(Source records)
-- START --

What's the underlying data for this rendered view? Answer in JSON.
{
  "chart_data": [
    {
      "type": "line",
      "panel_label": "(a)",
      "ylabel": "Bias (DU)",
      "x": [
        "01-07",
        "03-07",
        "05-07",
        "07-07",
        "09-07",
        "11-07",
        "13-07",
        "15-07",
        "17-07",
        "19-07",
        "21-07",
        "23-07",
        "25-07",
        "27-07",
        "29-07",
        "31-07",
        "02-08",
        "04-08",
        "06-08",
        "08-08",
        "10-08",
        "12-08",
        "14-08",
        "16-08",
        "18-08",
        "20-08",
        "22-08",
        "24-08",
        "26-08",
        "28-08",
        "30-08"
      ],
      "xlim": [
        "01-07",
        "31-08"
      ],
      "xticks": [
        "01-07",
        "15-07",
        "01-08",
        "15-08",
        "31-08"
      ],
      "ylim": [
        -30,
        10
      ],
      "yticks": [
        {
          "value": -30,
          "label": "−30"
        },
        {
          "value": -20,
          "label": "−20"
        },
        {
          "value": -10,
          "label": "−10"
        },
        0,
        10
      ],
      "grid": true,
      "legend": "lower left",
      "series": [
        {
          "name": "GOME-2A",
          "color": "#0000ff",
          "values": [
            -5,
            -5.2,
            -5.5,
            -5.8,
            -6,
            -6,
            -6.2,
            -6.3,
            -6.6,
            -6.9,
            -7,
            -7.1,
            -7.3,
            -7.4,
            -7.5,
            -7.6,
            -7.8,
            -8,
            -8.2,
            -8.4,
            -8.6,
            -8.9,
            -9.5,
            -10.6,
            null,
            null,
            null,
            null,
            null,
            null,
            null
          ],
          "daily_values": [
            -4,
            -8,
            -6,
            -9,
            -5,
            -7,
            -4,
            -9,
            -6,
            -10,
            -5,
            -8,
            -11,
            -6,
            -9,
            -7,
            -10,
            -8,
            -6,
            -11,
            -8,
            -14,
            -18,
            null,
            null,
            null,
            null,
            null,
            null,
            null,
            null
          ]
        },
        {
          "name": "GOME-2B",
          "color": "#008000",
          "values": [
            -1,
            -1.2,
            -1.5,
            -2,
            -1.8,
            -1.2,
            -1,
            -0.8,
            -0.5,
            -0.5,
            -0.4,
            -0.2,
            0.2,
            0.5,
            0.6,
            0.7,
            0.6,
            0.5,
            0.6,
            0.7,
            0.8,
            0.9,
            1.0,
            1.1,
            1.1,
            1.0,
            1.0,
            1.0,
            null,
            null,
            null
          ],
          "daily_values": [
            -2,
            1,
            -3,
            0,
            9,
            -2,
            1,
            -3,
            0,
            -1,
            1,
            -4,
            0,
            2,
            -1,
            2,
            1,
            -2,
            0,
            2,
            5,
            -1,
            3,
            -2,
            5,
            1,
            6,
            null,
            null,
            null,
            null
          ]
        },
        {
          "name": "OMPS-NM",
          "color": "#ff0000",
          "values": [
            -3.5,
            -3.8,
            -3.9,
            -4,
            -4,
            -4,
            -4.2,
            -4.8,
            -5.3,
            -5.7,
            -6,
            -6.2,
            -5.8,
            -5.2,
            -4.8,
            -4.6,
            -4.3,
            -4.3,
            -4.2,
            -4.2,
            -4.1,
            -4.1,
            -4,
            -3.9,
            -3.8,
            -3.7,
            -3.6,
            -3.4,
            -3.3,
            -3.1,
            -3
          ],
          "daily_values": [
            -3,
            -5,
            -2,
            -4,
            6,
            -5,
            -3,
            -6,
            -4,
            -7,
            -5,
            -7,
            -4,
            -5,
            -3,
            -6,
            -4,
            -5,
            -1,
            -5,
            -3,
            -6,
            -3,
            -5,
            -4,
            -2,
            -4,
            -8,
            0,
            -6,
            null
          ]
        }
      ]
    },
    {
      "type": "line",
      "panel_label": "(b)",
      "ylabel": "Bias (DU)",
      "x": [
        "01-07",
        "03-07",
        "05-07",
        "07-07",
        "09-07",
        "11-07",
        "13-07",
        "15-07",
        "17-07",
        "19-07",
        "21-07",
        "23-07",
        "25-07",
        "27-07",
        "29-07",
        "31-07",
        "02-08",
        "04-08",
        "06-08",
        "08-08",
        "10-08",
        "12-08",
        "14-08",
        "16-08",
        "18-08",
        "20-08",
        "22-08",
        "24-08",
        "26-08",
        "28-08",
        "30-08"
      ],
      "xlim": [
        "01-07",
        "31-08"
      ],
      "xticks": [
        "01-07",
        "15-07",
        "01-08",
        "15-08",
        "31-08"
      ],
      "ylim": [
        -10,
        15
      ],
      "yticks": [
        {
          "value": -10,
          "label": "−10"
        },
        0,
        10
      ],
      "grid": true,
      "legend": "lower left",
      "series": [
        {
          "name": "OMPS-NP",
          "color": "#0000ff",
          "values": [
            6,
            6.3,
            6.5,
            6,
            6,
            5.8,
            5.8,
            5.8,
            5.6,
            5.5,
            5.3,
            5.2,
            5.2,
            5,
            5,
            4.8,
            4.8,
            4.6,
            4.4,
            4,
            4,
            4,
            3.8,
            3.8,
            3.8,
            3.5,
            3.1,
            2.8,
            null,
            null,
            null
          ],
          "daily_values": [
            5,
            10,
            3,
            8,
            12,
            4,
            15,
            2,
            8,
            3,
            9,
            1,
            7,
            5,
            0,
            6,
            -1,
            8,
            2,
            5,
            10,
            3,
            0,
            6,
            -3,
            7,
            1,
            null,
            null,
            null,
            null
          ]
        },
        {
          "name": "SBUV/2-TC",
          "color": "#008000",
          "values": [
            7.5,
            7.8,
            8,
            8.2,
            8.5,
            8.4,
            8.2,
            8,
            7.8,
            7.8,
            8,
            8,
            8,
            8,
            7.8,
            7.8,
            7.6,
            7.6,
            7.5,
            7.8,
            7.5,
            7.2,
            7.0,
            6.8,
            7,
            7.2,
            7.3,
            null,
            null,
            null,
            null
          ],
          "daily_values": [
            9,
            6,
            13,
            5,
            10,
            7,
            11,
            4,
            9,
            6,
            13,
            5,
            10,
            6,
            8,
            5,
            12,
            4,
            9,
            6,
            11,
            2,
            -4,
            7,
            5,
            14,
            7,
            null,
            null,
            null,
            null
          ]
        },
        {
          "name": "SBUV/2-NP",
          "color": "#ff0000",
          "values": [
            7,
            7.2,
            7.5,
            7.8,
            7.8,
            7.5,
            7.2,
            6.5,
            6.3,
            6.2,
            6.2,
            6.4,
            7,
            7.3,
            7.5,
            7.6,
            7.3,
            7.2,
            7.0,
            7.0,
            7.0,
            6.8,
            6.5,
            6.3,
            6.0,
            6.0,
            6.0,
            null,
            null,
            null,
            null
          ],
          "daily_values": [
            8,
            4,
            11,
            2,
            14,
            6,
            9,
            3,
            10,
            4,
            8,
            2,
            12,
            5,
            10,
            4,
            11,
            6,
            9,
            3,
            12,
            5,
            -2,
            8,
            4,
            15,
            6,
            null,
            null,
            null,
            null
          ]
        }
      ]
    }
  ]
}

-- END --

### [Task objective]
How many lines in the records above contain the word "name"? Reply with the number alone.

### [Response]
6